***** GIVEN INFORMATION *****

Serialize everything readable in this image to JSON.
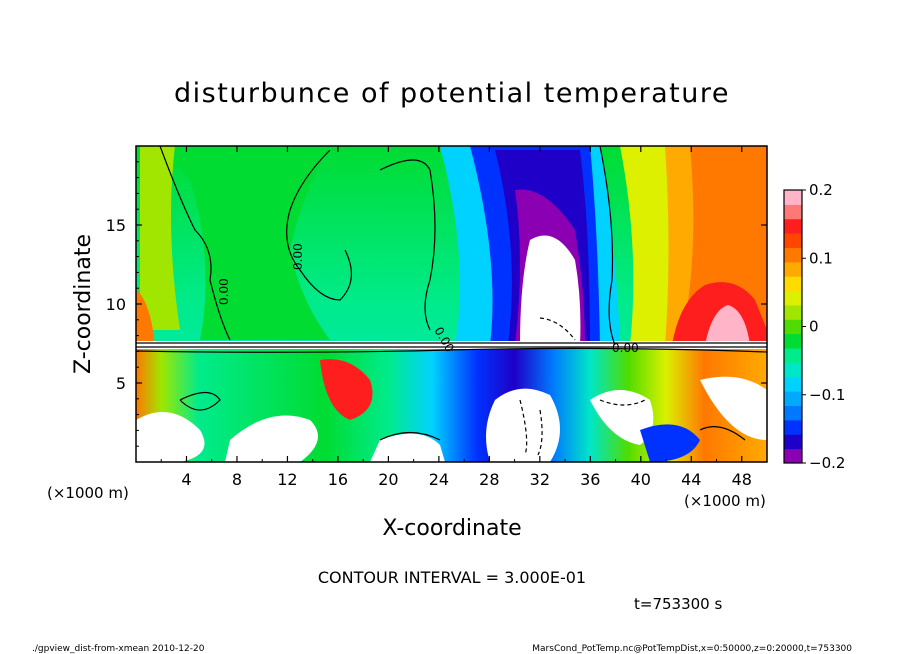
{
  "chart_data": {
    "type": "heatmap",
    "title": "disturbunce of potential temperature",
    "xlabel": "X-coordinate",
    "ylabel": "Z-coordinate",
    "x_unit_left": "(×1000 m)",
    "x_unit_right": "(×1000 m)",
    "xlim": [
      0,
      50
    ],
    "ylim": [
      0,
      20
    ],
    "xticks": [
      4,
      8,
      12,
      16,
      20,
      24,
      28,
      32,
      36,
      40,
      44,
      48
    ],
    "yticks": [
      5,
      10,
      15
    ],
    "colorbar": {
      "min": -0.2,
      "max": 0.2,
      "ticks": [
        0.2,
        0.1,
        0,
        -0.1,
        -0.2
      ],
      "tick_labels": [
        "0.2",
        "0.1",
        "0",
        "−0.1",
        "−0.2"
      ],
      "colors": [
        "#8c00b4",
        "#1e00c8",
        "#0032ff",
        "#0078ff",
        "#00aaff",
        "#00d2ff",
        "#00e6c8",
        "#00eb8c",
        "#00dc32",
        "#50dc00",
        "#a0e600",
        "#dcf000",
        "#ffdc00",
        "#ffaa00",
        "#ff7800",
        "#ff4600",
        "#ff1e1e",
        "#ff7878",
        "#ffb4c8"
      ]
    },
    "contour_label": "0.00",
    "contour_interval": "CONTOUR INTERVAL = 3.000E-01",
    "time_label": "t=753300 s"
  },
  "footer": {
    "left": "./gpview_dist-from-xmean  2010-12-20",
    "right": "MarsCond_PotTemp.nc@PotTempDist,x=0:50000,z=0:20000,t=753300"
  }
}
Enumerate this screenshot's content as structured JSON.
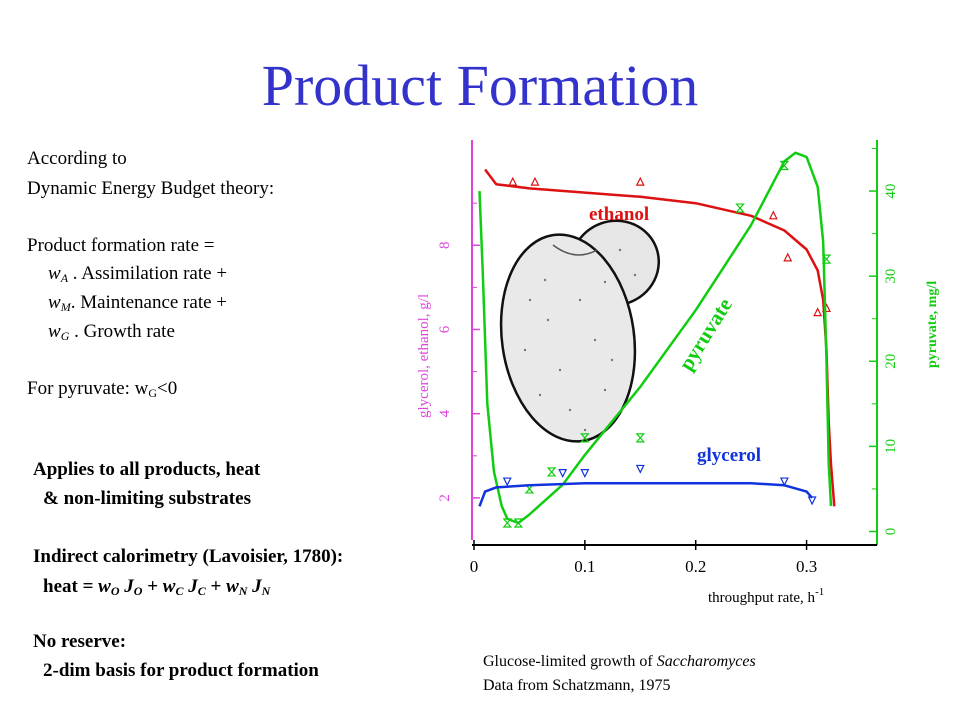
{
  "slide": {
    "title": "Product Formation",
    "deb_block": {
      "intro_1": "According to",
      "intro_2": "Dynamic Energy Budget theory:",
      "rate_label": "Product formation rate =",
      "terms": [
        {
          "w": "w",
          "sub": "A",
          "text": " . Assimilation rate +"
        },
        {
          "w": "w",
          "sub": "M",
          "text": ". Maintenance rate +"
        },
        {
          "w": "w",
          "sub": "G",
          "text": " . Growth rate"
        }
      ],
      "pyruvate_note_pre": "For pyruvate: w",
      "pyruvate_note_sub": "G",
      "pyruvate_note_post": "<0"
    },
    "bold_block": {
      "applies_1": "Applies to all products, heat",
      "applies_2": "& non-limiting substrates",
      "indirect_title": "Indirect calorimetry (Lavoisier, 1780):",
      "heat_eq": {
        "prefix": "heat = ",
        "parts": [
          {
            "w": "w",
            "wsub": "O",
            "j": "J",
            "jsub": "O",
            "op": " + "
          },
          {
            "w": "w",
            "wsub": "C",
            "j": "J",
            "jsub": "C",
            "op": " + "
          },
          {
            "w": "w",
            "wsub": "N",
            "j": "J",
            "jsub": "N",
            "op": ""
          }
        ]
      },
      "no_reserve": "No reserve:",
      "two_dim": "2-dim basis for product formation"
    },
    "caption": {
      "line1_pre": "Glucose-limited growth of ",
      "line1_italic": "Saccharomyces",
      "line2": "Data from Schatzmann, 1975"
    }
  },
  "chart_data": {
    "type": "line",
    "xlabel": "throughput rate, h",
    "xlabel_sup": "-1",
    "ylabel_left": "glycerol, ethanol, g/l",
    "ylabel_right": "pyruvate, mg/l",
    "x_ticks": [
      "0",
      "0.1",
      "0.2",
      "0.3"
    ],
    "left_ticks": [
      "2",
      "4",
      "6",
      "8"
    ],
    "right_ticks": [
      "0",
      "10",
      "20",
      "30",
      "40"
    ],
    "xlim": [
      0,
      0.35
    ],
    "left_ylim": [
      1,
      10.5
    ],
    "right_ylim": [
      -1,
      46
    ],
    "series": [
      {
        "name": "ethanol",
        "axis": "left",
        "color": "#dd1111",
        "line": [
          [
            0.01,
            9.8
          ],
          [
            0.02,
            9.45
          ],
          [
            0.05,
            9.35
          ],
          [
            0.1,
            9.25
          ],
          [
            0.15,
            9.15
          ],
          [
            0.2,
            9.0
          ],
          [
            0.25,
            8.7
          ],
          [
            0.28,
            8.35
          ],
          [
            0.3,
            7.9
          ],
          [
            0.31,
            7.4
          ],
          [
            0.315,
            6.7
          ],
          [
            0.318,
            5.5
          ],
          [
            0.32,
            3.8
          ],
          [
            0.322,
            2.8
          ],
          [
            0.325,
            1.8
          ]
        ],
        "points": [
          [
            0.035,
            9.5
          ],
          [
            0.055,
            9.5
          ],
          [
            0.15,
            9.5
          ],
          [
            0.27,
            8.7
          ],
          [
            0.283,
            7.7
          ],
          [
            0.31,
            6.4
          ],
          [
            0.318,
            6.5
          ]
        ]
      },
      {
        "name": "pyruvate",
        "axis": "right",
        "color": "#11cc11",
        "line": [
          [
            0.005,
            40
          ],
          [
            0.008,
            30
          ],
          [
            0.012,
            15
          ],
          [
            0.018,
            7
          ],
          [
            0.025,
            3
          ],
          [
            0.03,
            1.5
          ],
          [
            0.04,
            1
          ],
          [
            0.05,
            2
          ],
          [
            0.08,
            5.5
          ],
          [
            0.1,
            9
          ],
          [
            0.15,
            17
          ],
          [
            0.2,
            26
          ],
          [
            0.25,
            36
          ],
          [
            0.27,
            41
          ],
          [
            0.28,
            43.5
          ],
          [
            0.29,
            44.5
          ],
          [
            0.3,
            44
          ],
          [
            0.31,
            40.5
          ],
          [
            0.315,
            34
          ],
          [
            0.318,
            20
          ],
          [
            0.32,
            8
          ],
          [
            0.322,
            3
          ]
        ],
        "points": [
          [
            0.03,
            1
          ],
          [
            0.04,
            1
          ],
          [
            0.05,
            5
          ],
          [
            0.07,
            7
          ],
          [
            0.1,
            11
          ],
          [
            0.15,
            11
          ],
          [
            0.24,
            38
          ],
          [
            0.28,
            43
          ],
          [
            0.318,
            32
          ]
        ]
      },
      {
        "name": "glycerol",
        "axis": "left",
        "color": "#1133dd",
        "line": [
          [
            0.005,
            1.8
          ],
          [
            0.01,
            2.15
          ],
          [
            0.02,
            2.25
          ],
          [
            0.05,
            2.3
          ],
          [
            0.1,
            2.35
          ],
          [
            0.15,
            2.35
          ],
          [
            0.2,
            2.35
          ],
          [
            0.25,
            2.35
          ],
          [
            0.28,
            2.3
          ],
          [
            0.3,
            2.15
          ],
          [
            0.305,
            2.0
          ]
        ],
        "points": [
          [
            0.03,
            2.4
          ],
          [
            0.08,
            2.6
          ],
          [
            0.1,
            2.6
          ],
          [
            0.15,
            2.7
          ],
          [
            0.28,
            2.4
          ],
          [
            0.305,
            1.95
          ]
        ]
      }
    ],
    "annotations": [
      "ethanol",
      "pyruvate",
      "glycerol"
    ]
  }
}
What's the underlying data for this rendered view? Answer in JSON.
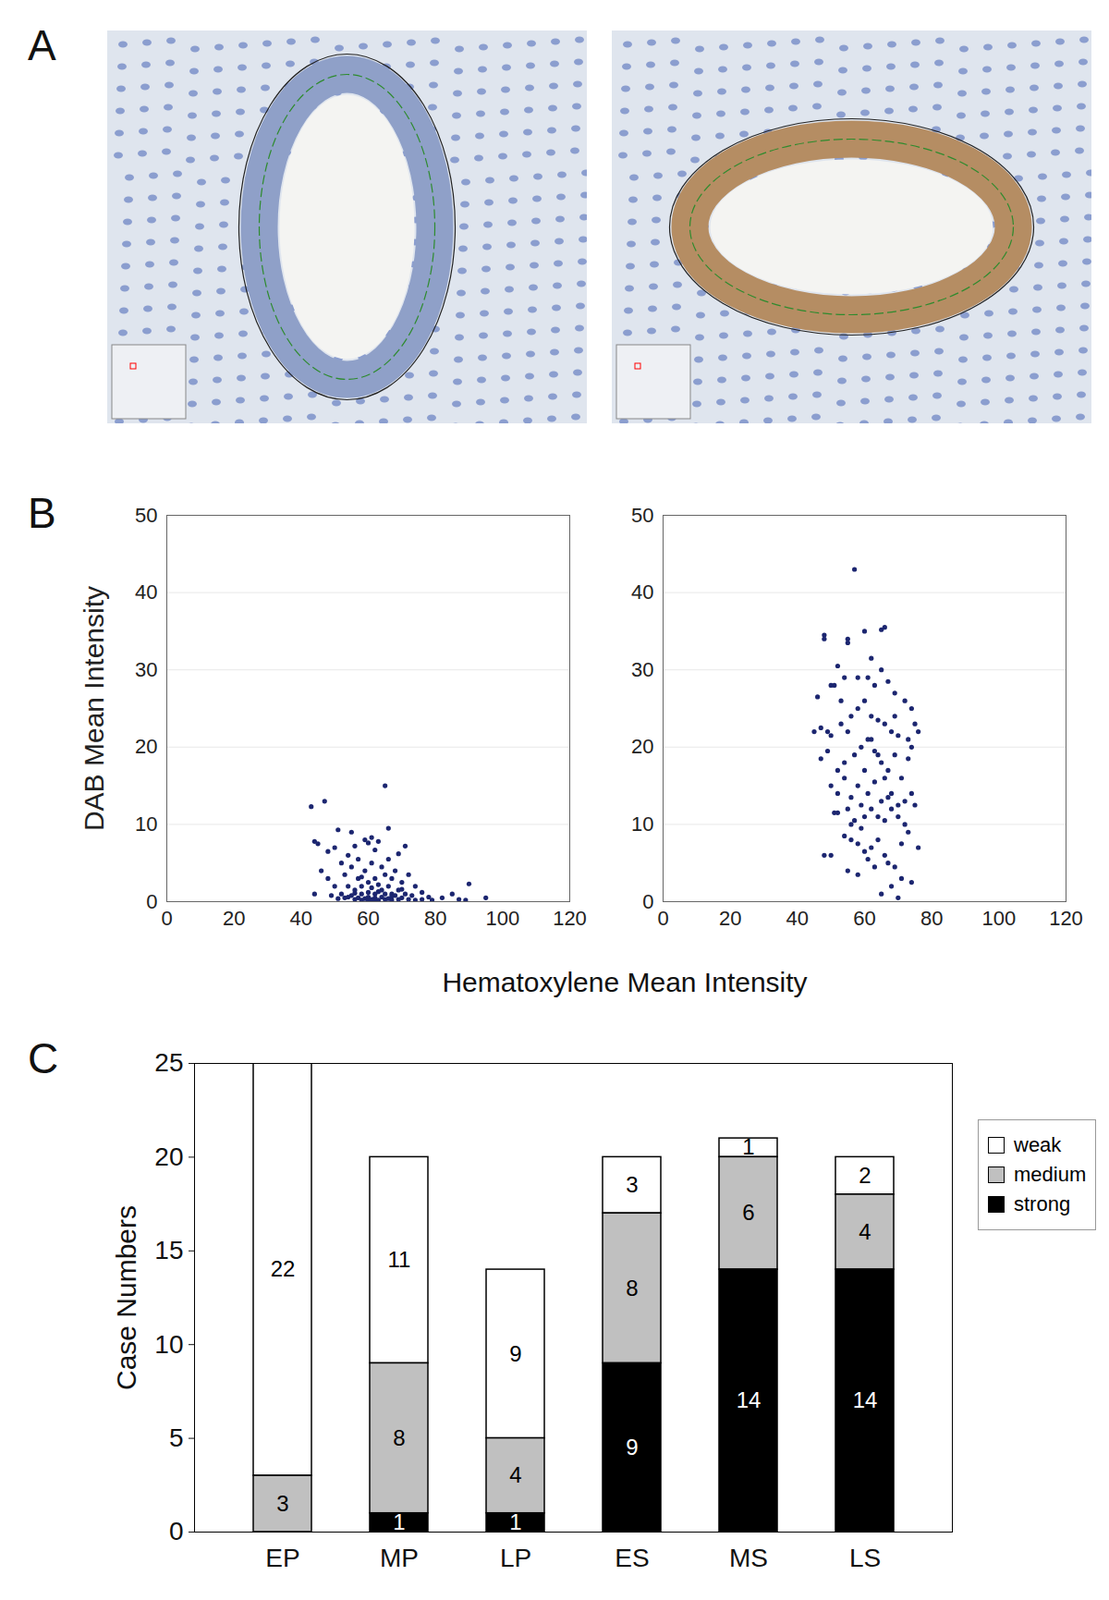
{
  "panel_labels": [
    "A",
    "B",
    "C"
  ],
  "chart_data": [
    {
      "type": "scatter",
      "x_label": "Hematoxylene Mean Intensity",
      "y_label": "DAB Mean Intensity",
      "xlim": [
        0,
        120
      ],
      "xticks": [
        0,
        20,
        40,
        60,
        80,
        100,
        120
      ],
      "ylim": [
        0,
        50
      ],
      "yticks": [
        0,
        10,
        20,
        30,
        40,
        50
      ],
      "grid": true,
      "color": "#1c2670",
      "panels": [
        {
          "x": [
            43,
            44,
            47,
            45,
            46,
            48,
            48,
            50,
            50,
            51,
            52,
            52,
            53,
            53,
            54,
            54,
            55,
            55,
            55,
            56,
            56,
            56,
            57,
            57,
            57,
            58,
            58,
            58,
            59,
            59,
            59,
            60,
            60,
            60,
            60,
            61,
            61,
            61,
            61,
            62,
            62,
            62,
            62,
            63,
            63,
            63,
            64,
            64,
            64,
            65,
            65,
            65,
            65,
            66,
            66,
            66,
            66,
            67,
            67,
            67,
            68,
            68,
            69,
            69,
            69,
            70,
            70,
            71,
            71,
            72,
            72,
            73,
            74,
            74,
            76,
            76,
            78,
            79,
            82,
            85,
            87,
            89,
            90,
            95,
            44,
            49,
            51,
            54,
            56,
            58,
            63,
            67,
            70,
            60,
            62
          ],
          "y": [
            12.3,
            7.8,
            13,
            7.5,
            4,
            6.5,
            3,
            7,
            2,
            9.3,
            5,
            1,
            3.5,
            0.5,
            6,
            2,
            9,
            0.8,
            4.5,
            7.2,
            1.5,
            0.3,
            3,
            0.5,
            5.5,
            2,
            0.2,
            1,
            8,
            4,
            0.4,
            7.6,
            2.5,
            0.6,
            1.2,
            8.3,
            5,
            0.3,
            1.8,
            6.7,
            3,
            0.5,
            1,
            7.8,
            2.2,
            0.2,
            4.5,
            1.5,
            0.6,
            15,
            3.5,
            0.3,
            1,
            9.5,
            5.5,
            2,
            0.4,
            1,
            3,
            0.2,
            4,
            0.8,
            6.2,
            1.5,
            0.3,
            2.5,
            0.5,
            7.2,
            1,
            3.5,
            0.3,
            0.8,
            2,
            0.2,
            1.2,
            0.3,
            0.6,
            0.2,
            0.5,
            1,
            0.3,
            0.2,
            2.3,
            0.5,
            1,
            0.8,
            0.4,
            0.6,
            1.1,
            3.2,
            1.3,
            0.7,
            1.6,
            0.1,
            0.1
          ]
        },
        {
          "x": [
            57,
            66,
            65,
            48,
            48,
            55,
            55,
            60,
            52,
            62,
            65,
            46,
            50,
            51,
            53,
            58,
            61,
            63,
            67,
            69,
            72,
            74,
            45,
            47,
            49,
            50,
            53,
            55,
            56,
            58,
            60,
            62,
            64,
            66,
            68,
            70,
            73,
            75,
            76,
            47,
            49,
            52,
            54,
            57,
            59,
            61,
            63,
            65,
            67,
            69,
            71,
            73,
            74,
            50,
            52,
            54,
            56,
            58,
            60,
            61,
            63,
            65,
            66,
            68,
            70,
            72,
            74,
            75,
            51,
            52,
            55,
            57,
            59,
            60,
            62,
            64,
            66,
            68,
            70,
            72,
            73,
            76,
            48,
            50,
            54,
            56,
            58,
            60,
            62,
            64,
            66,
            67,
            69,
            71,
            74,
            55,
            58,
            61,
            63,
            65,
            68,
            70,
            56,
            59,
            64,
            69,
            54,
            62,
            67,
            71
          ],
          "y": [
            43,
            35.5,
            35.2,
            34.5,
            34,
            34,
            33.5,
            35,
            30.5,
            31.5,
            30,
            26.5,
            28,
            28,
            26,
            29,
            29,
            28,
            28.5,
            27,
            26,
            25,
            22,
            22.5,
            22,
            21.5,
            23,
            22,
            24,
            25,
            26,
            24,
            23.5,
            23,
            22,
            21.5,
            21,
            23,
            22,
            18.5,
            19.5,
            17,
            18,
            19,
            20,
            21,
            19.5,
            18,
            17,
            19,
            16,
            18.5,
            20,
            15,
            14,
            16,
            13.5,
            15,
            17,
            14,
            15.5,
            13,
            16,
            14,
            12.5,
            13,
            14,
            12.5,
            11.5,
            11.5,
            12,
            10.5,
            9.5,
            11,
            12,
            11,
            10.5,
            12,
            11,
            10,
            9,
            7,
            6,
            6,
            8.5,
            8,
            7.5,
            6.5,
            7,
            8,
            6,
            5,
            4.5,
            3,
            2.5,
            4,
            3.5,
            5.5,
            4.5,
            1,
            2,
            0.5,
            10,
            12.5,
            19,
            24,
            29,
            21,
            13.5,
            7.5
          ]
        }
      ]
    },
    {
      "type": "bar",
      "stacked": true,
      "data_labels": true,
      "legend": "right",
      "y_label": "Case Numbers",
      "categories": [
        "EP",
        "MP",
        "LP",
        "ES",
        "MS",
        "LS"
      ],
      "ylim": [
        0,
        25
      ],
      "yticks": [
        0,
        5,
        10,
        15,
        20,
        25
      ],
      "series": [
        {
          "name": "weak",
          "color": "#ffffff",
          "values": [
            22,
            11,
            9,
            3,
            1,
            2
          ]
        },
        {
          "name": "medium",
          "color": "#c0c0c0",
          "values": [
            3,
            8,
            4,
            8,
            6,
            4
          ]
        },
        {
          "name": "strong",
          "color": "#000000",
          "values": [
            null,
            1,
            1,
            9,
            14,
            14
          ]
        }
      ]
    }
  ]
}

*****

» **TASK**
From the listing above, pick out every line containing "glycerol".

» **EXERCISE RESULT**
    "ylabel_left": "glycerol, ethanol, g/l",
        "name": "glycerol",
      "glycerol"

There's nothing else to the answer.